Listed records:
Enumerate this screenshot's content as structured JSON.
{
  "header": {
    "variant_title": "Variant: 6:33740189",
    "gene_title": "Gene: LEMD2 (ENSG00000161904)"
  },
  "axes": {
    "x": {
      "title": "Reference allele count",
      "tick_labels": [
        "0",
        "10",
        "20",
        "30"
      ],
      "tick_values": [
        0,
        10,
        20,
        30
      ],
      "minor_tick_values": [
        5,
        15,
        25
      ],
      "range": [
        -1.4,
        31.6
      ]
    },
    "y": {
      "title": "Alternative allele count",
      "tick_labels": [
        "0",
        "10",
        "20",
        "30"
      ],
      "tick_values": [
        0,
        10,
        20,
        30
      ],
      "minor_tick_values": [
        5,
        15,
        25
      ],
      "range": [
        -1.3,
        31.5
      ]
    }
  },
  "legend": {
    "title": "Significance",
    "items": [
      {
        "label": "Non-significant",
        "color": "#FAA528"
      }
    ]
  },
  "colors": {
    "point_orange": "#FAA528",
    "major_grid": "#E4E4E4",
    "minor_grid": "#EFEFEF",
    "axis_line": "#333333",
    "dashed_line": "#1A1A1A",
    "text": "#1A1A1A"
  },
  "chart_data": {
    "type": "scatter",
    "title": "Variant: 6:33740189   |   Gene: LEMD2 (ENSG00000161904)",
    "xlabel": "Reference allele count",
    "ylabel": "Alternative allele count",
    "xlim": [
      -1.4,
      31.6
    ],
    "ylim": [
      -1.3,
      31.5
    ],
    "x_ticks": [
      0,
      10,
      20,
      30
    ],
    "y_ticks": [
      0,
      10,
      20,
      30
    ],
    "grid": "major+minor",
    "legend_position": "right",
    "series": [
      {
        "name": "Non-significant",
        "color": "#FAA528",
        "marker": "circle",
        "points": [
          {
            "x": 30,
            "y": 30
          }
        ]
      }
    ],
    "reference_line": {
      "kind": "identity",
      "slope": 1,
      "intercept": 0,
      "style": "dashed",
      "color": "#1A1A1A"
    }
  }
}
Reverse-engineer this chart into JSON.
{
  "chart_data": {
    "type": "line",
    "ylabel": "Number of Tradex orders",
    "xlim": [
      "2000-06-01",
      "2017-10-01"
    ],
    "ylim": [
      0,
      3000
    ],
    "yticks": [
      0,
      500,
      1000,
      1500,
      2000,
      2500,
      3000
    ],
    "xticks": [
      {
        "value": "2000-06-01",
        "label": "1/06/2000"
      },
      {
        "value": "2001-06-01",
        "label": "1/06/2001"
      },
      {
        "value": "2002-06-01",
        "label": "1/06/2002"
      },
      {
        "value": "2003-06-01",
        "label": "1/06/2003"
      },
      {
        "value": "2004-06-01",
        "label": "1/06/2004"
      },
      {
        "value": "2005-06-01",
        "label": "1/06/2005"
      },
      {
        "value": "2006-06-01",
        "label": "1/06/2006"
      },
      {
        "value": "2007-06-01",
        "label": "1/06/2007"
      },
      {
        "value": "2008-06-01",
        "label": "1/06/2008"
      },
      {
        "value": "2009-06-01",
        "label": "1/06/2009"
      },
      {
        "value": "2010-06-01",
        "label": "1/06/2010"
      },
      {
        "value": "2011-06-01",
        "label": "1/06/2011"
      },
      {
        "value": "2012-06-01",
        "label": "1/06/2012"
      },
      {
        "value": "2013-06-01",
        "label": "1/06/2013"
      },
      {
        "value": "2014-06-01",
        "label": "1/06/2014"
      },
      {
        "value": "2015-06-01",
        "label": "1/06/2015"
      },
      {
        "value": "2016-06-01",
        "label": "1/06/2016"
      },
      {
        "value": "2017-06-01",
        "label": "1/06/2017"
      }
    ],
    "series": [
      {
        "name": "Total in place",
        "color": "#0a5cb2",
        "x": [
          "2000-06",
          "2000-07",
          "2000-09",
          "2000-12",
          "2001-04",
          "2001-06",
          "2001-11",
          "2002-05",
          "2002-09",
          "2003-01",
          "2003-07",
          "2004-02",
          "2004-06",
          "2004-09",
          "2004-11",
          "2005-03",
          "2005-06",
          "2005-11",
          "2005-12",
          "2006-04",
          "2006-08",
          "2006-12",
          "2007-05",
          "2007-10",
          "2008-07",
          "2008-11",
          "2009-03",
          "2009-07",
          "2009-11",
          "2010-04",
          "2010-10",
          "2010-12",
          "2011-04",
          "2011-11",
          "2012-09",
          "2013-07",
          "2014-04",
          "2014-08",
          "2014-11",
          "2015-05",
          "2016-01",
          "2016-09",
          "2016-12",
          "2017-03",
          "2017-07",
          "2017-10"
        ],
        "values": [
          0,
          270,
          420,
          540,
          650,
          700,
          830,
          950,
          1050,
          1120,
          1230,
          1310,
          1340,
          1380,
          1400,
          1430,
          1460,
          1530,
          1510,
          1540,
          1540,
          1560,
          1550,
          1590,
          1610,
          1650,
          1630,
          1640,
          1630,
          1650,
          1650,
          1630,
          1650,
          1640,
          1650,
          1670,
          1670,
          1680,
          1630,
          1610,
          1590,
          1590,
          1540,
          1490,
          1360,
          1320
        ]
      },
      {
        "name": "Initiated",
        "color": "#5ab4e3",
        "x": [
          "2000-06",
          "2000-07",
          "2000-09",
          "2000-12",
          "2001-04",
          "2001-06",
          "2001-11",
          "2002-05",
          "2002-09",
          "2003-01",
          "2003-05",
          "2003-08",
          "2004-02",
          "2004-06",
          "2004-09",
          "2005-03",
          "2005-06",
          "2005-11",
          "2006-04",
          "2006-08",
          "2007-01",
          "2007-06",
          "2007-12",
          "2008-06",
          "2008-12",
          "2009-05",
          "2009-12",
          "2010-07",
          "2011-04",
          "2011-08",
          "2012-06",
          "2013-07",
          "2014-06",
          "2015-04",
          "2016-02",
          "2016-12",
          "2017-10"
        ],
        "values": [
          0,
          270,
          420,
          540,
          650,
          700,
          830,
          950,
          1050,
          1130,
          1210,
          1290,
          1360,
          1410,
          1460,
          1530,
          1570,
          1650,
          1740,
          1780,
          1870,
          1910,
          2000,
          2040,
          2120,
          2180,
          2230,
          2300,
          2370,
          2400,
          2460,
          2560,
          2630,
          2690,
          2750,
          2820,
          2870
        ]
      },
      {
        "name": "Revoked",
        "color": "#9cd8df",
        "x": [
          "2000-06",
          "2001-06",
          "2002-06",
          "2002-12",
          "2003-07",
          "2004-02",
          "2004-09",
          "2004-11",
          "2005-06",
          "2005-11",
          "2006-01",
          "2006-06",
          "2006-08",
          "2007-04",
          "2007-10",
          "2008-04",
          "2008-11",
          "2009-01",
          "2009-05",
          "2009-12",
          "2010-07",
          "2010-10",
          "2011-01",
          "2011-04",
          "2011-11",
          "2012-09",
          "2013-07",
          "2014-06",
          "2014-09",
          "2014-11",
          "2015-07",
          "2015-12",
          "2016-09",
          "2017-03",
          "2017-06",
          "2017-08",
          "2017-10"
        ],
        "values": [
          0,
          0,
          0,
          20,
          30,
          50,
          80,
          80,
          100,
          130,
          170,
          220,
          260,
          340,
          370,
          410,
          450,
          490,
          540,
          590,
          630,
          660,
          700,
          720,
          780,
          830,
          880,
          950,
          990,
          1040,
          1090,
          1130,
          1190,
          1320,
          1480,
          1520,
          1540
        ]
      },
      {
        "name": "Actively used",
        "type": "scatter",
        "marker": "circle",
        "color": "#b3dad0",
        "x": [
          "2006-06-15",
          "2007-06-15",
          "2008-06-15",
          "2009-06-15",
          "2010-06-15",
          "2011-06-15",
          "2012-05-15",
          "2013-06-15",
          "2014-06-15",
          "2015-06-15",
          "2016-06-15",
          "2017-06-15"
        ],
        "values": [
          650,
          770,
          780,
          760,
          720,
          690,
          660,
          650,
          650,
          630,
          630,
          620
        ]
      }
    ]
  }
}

Problem details: Going through the data, tally the lines containing "Gene" and report only the result.

Response to this task: 2